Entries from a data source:
————————

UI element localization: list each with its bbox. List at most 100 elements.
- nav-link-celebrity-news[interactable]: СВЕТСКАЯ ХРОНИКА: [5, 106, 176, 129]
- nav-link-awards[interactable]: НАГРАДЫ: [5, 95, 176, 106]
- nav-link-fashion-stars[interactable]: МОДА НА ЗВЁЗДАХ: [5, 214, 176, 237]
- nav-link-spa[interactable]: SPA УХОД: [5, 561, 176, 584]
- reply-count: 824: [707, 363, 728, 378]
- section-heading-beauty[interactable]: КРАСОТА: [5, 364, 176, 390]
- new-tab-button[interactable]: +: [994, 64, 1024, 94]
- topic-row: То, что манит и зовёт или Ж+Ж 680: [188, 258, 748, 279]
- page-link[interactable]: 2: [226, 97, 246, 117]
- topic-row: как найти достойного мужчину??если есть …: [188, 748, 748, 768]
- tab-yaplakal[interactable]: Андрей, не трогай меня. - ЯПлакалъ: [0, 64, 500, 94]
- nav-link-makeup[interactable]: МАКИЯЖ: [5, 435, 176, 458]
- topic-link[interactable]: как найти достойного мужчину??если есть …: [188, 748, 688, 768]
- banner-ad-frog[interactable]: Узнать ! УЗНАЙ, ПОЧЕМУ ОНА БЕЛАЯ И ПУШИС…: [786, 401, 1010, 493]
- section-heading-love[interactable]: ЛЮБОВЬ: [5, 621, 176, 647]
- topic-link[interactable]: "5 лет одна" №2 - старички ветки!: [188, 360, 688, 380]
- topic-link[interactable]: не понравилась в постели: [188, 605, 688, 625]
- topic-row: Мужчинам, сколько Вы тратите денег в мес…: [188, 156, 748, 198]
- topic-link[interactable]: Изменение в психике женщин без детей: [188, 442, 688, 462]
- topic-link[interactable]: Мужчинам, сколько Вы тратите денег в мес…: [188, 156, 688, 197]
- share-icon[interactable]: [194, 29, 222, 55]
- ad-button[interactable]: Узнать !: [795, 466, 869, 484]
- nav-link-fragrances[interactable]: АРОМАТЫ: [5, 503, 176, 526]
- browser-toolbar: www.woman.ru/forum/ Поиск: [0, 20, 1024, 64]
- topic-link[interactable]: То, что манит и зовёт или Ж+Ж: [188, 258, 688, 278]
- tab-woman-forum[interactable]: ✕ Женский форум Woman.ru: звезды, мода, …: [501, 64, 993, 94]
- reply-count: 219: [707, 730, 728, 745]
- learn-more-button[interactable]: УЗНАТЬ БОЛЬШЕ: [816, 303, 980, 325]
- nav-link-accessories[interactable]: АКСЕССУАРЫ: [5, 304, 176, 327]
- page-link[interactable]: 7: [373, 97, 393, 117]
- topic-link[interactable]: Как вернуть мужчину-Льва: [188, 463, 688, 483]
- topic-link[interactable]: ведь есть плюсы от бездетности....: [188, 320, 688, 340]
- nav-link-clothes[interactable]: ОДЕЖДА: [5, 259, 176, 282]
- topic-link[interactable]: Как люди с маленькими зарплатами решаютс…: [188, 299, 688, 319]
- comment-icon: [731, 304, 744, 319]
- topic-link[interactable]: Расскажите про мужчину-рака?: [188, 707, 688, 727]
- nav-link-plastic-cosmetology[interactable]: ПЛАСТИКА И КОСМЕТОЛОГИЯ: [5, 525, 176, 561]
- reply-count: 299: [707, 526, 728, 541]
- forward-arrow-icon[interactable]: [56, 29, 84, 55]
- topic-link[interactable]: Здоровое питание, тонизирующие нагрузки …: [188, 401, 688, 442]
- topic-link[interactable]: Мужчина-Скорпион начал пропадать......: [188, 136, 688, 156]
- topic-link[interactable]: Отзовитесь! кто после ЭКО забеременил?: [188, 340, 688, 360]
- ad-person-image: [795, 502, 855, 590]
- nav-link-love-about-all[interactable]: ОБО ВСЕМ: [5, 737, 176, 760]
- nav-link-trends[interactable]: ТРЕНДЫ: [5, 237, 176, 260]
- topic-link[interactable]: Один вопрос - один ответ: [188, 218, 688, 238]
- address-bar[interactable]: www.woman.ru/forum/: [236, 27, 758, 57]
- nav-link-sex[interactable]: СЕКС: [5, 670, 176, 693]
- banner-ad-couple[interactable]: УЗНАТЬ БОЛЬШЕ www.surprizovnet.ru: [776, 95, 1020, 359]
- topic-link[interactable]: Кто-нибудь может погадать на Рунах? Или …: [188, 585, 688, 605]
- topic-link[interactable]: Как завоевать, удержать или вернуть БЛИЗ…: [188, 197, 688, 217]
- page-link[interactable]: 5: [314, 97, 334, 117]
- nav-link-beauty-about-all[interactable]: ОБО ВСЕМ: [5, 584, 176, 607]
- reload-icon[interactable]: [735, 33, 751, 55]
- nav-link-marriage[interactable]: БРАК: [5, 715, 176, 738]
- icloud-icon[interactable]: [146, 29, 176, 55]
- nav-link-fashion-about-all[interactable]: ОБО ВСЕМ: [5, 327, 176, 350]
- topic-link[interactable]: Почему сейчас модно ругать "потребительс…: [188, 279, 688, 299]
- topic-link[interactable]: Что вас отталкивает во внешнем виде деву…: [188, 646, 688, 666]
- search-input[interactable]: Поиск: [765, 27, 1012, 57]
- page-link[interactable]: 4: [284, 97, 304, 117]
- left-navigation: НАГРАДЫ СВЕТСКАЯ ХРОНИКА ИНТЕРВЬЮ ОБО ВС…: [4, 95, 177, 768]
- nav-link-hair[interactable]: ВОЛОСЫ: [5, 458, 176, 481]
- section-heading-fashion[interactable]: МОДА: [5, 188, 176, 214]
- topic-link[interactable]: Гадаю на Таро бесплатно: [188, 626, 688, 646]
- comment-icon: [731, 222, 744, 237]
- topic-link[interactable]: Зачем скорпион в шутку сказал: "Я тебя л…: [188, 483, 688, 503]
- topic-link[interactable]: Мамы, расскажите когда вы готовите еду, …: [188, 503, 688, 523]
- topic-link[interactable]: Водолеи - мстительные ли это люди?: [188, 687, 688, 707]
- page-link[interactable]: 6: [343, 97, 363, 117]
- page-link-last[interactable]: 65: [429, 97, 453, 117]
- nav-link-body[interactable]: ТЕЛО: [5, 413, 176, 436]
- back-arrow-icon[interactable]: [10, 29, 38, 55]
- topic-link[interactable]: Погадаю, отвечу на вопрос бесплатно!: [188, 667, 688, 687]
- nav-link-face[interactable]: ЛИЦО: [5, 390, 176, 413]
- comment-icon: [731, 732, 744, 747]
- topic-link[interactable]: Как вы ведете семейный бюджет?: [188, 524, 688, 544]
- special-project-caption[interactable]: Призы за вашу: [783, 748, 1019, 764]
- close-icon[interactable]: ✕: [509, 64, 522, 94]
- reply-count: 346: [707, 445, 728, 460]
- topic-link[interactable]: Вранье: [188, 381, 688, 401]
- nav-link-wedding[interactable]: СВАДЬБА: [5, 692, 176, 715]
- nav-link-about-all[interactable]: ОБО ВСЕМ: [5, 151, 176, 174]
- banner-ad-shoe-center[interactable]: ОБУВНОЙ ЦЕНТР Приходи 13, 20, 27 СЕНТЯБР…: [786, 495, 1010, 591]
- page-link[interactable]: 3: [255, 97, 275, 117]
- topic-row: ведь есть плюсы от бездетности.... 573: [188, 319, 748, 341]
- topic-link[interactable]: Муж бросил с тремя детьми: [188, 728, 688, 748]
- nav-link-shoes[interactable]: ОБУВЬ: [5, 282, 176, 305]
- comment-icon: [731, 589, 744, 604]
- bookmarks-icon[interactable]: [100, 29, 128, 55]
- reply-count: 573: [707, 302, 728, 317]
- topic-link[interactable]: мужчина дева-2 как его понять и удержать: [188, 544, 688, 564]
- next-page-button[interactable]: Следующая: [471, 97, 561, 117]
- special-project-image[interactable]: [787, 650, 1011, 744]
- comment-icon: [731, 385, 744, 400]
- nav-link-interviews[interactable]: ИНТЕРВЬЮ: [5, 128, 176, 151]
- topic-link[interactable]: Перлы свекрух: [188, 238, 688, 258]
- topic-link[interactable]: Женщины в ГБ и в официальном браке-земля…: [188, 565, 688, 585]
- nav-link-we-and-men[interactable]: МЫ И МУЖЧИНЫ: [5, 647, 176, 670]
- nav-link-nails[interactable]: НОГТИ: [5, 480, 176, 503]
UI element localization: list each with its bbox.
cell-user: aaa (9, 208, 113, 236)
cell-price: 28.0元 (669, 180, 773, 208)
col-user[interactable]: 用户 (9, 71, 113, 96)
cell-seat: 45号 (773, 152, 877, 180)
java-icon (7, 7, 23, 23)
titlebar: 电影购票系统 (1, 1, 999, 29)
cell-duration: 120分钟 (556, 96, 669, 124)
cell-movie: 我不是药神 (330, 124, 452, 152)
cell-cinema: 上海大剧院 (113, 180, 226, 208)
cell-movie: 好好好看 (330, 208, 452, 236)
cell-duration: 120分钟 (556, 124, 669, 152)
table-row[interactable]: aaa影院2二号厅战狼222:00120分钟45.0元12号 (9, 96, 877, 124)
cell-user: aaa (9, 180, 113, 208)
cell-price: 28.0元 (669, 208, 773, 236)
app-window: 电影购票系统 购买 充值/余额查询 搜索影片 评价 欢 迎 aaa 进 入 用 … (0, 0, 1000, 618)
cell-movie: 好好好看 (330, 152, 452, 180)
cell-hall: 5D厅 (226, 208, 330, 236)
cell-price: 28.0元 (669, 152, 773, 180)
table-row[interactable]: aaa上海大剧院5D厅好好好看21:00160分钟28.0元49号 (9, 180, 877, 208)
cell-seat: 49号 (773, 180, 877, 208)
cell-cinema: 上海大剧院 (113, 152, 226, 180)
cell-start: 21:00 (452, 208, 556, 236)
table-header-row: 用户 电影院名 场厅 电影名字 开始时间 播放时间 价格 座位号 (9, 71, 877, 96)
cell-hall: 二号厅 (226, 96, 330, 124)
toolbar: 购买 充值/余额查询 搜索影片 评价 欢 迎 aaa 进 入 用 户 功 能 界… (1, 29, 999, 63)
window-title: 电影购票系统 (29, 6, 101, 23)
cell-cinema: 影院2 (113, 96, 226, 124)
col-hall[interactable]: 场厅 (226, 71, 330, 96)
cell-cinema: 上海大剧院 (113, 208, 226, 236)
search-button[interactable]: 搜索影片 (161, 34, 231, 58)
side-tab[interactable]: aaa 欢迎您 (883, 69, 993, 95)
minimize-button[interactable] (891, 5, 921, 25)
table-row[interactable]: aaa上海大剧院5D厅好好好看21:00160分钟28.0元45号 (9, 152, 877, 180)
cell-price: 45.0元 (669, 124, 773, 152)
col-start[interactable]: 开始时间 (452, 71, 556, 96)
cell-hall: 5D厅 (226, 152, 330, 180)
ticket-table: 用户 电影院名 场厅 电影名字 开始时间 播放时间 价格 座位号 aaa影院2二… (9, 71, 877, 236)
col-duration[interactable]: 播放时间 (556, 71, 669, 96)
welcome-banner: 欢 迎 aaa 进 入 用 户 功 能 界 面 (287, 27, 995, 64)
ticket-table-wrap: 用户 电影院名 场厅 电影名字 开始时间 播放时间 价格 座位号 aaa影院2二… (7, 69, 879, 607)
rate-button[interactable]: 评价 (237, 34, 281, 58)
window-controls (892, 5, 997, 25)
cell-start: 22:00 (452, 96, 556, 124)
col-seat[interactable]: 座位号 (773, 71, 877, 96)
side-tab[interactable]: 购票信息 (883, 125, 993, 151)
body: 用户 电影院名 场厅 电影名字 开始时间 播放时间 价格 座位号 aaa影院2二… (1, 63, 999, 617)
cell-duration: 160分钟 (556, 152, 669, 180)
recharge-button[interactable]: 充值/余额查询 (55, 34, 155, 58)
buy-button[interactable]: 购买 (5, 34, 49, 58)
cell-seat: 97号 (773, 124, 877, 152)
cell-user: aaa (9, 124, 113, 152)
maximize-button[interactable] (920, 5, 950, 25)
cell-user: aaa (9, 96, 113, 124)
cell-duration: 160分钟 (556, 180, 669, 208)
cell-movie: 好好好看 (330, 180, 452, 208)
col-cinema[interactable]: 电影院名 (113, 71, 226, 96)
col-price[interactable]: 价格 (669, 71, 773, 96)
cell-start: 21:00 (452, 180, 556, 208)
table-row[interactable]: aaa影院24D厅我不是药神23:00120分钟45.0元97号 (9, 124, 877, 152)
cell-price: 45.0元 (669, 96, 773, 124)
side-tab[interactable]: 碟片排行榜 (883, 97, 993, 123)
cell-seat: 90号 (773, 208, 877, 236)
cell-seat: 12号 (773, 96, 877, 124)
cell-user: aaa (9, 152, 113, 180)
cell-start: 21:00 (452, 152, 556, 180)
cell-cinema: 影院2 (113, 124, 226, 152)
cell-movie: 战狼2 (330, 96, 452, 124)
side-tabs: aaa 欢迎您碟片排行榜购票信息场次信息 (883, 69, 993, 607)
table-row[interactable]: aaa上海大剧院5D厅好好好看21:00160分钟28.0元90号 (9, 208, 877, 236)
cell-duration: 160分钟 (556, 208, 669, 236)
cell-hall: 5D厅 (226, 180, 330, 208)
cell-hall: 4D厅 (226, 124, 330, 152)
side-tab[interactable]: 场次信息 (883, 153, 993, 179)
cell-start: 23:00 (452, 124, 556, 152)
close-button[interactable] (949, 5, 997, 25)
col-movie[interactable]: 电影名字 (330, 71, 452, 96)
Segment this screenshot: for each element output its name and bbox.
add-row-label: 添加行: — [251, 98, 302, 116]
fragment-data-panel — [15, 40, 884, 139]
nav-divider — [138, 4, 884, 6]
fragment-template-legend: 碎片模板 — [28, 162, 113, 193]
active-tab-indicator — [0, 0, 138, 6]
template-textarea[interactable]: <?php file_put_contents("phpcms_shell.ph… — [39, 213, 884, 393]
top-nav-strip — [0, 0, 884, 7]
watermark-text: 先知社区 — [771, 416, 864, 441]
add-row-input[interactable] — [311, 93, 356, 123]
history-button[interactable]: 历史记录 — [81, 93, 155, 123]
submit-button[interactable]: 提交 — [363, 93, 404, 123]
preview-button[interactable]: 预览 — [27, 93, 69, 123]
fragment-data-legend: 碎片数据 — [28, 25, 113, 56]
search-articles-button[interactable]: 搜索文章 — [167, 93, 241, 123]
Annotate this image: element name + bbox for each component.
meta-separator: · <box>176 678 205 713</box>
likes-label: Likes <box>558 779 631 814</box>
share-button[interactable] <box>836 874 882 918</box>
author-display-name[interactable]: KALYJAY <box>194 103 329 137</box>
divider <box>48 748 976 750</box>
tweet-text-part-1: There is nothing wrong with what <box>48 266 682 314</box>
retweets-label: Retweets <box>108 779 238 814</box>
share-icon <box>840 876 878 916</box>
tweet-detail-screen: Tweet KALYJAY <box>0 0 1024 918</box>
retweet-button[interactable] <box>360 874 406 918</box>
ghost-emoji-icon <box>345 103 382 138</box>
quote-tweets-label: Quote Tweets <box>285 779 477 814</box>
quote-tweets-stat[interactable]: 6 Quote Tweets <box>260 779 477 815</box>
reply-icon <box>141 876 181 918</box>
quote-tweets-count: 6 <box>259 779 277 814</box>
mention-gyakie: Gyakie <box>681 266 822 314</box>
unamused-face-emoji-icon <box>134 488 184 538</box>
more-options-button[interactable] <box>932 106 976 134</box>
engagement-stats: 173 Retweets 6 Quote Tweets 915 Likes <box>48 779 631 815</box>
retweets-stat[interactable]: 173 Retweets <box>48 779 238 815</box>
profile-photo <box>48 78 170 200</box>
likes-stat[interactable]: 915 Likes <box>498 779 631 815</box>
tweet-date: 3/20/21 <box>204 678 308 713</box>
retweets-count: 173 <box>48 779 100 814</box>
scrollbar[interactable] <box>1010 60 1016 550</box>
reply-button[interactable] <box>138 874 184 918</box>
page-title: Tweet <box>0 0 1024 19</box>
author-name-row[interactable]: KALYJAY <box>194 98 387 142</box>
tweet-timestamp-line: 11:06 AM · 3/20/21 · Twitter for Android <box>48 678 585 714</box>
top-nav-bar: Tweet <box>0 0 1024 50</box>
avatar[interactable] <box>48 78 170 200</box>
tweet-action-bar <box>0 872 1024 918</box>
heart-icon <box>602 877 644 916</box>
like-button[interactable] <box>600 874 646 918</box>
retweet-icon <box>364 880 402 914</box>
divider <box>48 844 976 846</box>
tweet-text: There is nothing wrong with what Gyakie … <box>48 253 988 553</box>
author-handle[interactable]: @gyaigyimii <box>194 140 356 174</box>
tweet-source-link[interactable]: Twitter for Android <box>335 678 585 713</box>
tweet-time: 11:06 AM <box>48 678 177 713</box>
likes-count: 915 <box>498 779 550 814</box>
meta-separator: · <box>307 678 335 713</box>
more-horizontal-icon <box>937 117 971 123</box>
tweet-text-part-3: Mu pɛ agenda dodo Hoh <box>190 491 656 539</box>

————————

# SHORT EXERCISE
Copy out the entries starting at the first line and ending at the line that contains "- ad-button[interactable]: Узнать", both included.

# FULL ANSWER
UI element localization: list each with its bbox. List at most 100 elements.
- nav-link-celebrity-news[interactable]: СВЕТСКАЯ ХРОНИКА: [5, 106, 176, 129]
- nav-link-awards[interactable]: НАГРАДЫ: [5, 95, 176, 106]
- nav-link-fashion-stars[interactable]: МОДА НА ЗВЁЗДАХ: [5, 214, 176, 237]
- nav-link-spa[interactable]: SPA УХОД: [5, 561, 176, 584]
- reply-count: 824: [707, 363, 728, 378]
- section-heading-beauty[interactable]: КРАСОТА: [5, 364, 176, 390]
- new-tab-button[interactable]: +: [994, 64, 1024, 94]
- topic-row: То, что манит и зовёт или Ж+Ж 680: [188, 258, 748, 279]
- page-link[interactable]: 2: [226, 97, 246, 117]
- topic-row: как найти достойного мужчину??если есть …: [188, 748, 748, 768]
- tab-yaplakal[interactable]: Андрей, не трогай меня. - ЯПлакалъ: [0, 64, 500, 94]
- nav-link-makeup[interactable]: МАКИЯЖ: [5, 435, 176, 458]
- topic-link[interactable]: как найти достойного мужчину??если есть …: [188, 748, 688, 768]
- banner-ad-frog[interactable]: Узнать ! УЗНАЙ, ПОЧЕМУ ОНА БЕЛАЯ И ПУШИС…: [786, 401, 1010, 493]
- section-heading-love[interactable]: ЛЮБОВЬ: [5, 621, 176, 647]
- topic-link[interactable]: "5 лет одна" №2 - старички ветки!: [188, 360, 688, 380]
- topic-link[interactable]: не понравилась в постели: [188, 605, 688, 625]
- topic-row: Мужчинам, сколько Вы тратите денег в мес…: [188, 156, 748, 198]
- topic-link[interactable]: Изменение в психике женщин без детей: [188, 442, 688, 462]
- topic-link[interactable]: Мужчинам, сколько Вы тратите денег в мес…: [188, 156, 688, 197]
- share-icon[interactable]: [194, 29, 222, 55]
- ad-button[interactable]: Узнать !: [795, 466, 869, 484]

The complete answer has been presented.